Francia. Ad aprile, i prezzi al consumo sono visti in crescita di 0,2% m/m (con qualche rischio verso l’alto), dopo lo 0,8% m/m di marzo (0,9% m/m armonizzato). L’inflazione dovrebbe rimanere al 2% a/a sulla misura nazionale, mentre potrebbe scendere di un decimo al 2,1% a/a sull’armonizzato. L’aumento dei prezzi sarebbe trainato ancora dai rincari di energia ed alimentari, mentre il CPI core potrebbe aumentare di appena un decimo nel mese e rimanere su livelli del tutto contenuti (appena sopra l’1%) su base annua.

La produzione industriale roduzione nell’area euro potrebbe essere aumentata di 0,2% m/m a marzo dopo lo 0,5% m/m di febbraio. Sarebbe il sesto mese consecutivo di aumento. L’output

manterrebbe un buon ritmo di crescita nel trimestre, sia pur rallentando a 1,2% t/t da 1,9% t/t di fine 2010. Sull’anno la produzione rallenterebbe a 6% dopo il 7,5% del mese precedente. Le indagini congiunturali segnalano il mantenimento di una buona impostazione dell’output anche per i prossimi mesi.

Stati Uniti

Le vendite al dettaglio di aprile sono previste in aumento di 0,5% m/m, dopo lo 0,4% m/m di marzo. Sarebbe il decimo mese consecutivo di aumento. Al netto delle auto, le vendite potrebbero salire di 0,7% m/m dopo lo 0,8% m/m di marzo. I dati delle vendite settimanali sono misti, con indicazioni positive da Redbook (+1,3% m/m) e negative da ICSC (-0,8% m/m). In ogni caso, l’incremento delle vendite previsto per aprile sarà almeno in parte gonfiato dall’effetto-prezzo.

Il PPI ad aprile è visto in crescita di 0,8% m/m, dopo lo 0,7% m/m di marzo. Il PPI core dovrebbe aumentare di 0,3% m/m, come a marzo. L’energia continuerà a spiegare gran parte dei rincari, con un 2% atteso dopo il 2,6% di marzo. Il prezzo dei beni intermedi potrebbe continuare in un trend di rallentamento, a 1% m/m dopo l’1,5% m/m di marzo. Il prezzo delle materie prime è visto tornare a salire dopo il calo (-0,5% m/m) registrato a marzo.

◆ ◆ ◆ ◆ ◆

[Cosa fare]
Riprendi il brano sulle previsioni economiche subito dopo la sua ultima frase e continualo con alcune frasi nello stesso stile. Le voci riportate di seguito non hanno alcun ruolo in questo lavoro.

[Estratti del dataset]
◆ ◆ ◆ ◆ ◆

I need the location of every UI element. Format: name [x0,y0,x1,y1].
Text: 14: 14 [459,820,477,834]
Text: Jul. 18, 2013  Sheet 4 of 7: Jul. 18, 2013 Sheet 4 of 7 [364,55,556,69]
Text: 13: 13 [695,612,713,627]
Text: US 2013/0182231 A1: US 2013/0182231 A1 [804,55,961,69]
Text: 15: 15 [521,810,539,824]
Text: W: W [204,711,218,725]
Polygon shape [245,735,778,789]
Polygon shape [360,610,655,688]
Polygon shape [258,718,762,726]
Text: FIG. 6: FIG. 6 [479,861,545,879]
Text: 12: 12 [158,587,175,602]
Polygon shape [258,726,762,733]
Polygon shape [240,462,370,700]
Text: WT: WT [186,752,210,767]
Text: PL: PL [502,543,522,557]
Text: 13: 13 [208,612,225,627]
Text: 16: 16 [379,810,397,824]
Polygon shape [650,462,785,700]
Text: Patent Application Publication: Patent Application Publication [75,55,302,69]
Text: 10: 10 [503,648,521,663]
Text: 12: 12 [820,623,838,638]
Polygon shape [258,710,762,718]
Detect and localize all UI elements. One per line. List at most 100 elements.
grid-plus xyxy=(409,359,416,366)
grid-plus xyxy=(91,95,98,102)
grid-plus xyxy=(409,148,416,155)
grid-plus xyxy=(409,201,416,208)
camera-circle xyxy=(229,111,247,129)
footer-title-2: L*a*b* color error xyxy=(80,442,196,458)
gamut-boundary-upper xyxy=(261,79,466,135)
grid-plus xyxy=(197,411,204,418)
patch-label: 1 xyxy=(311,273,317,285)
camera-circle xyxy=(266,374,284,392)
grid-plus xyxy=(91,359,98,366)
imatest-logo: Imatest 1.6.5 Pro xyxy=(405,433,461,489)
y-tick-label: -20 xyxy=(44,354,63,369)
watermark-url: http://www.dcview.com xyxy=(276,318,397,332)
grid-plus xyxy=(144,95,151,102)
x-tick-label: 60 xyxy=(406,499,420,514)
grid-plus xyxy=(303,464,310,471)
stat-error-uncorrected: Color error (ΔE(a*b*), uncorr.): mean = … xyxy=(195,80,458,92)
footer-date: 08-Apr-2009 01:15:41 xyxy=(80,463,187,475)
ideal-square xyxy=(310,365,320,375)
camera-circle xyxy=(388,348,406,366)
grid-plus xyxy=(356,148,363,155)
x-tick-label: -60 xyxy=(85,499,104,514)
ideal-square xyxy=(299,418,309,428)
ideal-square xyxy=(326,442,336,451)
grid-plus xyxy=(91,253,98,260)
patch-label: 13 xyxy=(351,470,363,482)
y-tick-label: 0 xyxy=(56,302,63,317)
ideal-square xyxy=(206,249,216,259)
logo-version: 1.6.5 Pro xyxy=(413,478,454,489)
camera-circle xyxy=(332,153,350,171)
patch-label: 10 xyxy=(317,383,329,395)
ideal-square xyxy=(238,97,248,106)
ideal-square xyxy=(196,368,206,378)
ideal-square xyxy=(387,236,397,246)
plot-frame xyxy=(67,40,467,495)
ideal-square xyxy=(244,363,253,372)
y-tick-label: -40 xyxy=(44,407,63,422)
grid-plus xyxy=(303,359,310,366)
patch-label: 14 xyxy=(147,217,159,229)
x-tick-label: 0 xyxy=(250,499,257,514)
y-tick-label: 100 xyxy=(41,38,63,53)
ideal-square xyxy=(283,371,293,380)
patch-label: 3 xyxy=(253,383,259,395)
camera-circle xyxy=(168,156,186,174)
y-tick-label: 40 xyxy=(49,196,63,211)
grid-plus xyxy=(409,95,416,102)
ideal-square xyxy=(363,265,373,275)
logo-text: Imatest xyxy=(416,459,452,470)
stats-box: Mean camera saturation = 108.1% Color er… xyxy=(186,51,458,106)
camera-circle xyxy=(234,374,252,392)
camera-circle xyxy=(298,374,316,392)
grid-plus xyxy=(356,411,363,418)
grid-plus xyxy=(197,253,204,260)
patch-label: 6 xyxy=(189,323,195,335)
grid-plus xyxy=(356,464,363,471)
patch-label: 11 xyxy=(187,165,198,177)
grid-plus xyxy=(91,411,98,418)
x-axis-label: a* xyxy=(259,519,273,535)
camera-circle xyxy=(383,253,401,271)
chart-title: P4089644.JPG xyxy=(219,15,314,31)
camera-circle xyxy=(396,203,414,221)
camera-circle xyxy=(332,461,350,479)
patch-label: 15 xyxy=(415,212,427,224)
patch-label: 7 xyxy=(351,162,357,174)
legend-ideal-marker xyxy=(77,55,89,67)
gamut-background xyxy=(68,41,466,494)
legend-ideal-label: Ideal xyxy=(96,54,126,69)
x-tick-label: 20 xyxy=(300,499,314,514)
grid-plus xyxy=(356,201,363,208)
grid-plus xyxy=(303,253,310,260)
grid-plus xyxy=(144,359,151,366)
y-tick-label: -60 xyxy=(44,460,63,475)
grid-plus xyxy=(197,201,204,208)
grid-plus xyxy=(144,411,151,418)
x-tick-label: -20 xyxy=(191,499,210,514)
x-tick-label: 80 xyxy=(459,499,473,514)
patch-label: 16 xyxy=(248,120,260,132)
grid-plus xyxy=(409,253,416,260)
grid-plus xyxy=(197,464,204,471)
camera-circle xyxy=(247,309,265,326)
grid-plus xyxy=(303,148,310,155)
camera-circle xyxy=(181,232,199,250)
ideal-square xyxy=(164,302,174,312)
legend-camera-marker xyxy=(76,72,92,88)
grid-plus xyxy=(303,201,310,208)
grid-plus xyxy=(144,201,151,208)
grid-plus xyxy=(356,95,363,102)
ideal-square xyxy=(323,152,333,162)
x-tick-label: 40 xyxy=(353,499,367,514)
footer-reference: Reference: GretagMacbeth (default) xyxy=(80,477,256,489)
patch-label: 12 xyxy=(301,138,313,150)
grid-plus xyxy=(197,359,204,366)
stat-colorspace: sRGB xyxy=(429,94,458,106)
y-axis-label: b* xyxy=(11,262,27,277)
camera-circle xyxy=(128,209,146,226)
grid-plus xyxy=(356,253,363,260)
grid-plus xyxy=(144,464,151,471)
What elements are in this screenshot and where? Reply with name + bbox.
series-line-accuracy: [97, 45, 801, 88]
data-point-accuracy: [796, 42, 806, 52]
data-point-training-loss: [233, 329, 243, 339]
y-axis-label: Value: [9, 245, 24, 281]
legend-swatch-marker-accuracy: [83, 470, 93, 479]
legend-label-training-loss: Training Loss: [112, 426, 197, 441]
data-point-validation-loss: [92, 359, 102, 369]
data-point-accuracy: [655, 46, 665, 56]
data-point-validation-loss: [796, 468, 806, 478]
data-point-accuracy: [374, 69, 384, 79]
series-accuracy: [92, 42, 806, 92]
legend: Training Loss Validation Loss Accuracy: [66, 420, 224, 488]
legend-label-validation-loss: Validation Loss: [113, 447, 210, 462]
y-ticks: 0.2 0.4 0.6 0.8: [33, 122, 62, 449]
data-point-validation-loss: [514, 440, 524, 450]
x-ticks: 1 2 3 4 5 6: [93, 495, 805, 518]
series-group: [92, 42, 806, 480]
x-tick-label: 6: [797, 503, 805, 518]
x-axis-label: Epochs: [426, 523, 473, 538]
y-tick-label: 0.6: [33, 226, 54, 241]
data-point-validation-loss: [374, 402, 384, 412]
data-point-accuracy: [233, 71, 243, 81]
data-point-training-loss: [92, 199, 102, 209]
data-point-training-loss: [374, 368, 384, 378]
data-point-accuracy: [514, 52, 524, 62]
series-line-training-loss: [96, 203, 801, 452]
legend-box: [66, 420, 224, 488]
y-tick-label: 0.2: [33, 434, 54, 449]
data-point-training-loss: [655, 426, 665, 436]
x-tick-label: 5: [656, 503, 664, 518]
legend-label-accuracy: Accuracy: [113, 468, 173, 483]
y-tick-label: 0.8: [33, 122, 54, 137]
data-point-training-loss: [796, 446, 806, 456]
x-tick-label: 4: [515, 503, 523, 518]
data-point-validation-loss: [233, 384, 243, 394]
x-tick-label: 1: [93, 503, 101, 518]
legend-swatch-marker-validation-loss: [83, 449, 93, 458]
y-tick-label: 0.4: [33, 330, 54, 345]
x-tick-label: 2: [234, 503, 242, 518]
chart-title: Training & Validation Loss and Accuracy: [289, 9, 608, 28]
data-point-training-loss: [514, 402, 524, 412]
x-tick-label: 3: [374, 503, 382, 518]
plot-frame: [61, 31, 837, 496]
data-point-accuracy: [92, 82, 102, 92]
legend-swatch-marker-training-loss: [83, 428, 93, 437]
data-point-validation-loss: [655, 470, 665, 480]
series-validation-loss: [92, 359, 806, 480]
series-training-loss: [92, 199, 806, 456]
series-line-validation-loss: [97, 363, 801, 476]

◆ ◆ ◆ ◆ ◆

[Risposta]
Venerdì 13 maggio

Area euro

Le stime preliminari sulla crescita del PIL nel 1° trimestre 2011 dovrebbero mostrare quasi ovunque un rafforzamento del ciclo rispetto a fine 2010. La crescita più brillante dovrebbe essere messa a segno dalla Germania (nostra stima: +1% t/t; +4,4% a/a), spinta non solo dal recupero delle costruzioni dopo il crollo di fine 2010 legato alle condizioni meteo, ma anche da un “genuino” recupero per gli investimenti in macchinari e da un export sempre vivace. Anche la Francia dovrebbe esibire un ottimo ritmo di sviluppo (stimiamo un +0,8% t/t; +2% a/a), grazie a un’accelerazione degli investimenti delle imprese e a un’inversione dell’eccezionale impatto negativo delle scorte visto il trimestre precedente (e nonostante un probabile rallentamento dei consumi delle famiglie). Meno brillante il PIL in Italia e Spagna (stimiamo uno 0,2% t/t per entrambe, con qualche rischio al ribasso specie nel caso iberico).

Quasi pleonastico ricordare i rischi verso il basso sui paesi attanagliati da crisi strutturali (Grecia, Portogallo, Irlanda). In ogni caso, trainato dai paesi maggiori, il PIL area euro potrebbe salire di 0,7% t/t (dopo lo 0,3% t/t dei due trimestri precedenti), per un’accelerazione su base annua a 2,3% dal 2% di fine 2010.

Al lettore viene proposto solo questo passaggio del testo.